### GIVEN PROBLEM
Rewrite the lines below as a numbered list, from the line containing "credits-note: Sie erhalten 15" through the line containing "credits-note: Sie erhalten 80", both included. Leave out any blank lines.

### MATERIAL SHOWN
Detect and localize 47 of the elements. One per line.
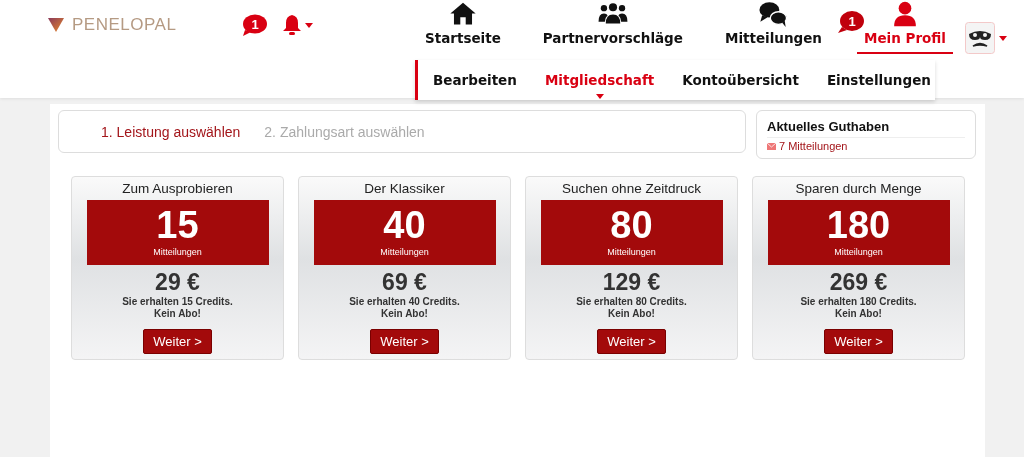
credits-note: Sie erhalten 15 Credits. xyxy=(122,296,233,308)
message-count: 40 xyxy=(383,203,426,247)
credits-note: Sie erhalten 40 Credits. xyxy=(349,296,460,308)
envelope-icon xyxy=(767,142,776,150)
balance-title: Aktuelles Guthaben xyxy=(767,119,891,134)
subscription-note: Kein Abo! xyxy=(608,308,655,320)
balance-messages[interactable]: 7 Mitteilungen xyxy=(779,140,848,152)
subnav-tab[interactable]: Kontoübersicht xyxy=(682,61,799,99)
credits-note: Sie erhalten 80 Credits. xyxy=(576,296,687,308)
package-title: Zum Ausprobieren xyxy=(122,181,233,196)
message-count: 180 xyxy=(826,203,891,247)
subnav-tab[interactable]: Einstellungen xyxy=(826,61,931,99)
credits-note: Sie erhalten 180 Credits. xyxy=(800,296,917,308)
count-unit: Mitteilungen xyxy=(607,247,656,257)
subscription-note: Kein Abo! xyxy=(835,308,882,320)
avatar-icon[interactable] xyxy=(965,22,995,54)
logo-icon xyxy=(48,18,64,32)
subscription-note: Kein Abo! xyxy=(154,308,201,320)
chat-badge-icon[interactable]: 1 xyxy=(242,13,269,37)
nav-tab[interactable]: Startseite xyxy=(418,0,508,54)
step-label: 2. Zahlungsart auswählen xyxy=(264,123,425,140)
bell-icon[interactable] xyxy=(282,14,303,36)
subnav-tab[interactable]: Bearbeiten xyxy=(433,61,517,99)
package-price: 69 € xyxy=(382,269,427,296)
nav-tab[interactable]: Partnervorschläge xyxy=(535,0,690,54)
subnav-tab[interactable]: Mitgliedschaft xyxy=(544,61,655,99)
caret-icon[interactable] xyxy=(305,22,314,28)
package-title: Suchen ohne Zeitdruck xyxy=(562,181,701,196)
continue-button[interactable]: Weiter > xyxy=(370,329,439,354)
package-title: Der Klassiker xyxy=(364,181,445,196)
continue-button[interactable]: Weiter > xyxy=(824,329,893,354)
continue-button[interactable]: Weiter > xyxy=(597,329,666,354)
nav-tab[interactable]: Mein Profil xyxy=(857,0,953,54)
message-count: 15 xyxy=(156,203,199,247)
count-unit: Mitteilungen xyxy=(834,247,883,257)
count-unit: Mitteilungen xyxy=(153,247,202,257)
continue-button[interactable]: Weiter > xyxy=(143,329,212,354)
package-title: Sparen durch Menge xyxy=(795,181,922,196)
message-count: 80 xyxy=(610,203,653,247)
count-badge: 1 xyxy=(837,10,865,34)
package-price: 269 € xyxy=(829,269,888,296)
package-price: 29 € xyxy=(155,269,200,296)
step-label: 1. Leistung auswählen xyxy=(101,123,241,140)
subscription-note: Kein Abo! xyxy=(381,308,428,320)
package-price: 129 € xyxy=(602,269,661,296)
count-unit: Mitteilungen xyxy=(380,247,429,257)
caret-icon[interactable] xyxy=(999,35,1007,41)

---

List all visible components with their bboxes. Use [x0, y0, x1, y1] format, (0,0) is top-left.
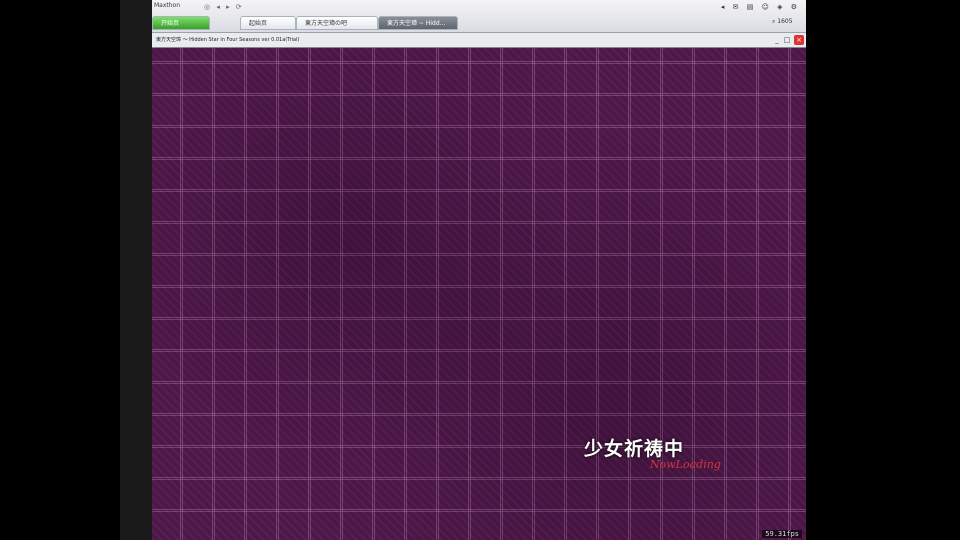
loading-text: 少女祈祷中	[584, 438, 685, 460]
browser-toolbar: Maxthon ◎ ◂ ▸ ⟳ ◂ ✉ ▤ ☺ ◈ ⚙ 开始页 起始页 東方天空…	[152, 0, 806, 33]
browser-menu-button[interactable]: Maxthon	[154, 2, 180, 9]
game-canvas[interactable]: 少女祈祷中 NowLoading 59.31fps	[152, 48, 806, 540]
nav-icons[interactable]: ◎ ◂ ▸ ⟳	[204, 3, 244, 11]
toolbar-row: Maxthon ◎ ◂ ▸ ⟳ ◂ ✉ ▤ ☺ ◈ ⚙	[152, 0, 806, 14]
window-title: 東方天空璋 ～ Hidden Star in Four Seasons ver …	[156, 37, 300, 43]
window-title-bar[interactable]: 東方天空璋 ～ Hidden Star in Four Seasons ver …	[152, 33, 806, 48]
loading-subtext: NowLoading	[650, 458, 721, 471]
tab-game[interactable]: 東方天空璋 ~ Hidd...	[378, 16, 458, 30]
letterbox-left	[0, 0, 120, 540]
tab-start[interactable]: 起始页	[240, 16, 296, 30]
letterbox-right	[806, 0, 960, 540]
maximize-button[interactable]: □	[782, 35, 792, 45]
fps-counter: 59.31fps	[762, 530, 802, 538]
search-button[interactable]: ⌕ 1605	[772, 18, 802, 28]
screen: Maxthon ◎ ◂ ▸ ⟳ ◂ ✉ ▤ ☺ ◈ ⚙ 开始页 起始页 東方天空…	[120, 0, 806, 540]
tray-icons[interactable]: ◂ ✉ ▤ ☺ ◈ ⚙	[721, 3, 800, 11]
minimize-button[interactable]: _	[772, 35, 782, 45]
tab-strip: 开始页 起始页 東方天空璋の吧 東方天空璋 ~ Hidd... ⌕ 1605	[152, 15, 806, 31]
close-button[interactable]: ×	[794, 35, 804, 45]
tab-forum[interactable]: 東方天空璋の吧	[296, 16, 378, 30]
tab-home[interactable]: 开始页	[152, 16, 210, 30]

==

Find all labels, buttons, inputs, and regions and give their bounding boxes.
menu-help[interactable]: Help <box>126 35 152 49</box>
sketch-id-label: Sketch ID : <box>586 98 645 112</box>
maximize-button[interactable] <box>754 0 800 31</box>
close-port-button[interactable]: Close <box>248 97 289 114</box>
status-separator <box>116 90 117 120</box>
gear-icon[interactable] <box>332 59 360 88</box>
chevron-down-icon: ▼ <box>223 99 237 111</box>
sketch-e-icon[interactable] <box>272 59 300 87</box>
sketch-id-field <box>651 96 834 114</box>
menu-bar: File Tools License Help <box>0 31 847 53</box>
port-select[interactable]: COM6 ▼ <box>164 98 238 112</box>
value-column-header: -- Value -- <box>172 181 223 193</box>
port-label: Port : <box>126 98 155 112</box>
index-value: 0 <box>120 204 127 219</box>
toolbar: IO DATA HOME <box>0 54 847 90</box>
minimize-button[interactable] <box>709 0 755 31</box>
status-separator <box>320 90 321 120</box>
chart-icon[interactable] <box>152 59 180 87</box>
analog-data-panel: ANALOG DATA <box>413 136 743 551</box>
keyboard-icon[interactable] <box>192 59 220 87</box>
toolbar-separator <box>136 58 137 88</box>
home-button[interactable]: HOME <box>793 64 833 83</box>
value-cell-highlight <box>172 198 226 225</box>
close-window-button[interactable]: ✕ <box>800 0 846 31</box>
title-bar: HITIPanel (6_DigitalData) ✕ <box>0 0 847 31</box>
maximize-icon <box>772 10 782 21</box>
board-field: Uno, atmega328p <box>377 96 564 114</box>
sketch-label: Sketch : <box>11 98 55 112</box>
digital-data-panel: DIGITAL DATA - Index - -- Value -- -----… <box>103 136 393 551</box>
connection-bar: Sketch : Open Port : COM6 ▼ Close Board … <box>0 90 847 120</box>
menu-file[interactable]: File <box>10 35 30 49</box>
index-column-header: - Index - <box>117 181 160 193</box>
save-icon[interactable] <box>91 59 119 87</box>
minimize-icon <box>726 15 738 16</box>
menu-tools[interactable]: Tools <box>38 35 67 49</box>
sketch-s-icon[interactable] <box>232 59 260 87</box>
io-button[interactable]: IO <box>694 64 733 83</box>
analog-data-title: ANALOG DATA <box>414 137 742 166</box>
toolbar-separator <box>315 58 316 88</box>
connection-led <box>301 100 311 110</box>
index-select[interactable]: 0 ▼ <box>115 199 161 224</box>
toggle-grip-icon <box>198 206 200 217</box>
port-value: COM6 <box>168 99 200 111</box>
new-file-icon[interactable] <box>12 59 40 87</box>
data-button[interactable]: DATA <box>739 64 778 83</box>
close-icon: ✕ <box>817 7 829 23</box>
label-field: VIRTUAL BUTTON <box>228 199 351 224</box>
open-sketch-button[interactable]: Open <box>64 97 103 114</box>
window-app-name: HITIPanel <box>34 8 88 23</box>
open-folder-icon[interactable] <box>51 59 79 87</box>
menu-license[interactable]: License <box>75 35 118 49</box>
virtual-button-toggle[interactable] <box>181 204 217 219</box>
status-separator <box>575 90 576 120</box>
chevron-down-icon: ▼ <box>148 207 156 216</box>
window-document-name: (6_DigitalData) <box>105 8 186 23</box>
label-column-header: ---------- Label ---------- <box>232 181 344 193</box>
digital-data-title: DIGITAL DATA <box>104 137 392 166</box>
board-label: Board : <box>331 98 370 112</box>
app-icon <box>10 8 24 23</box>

### RESULT
1. credits-note: Sie erhalten 15 Credits. xyxy=(122,296,233,308)
2. message-count: 40 xyxy=(383,203,426,247)
3. credits-note: Sie erhalten 40 Credits. xyxy=(349,296,460,308)
4. envelope-icon xyxy=(767,142,776,150)
5. balance-title: Aktuelles Guthaben xyxy=(767,119,891,134)
6. subscription-note: Kein Abo! xyxy=(608,308,655,320)
7. balance-messages[interactable]: 7 Mitteilungen xyxy=(779,140,848,152)
8. subnav-tab[interactable]: Kontoübersicht xyxy=(682,61,799,99)
9. credits-note: Sie erhalten 80 Credits. xyxy=(576,296,687,308)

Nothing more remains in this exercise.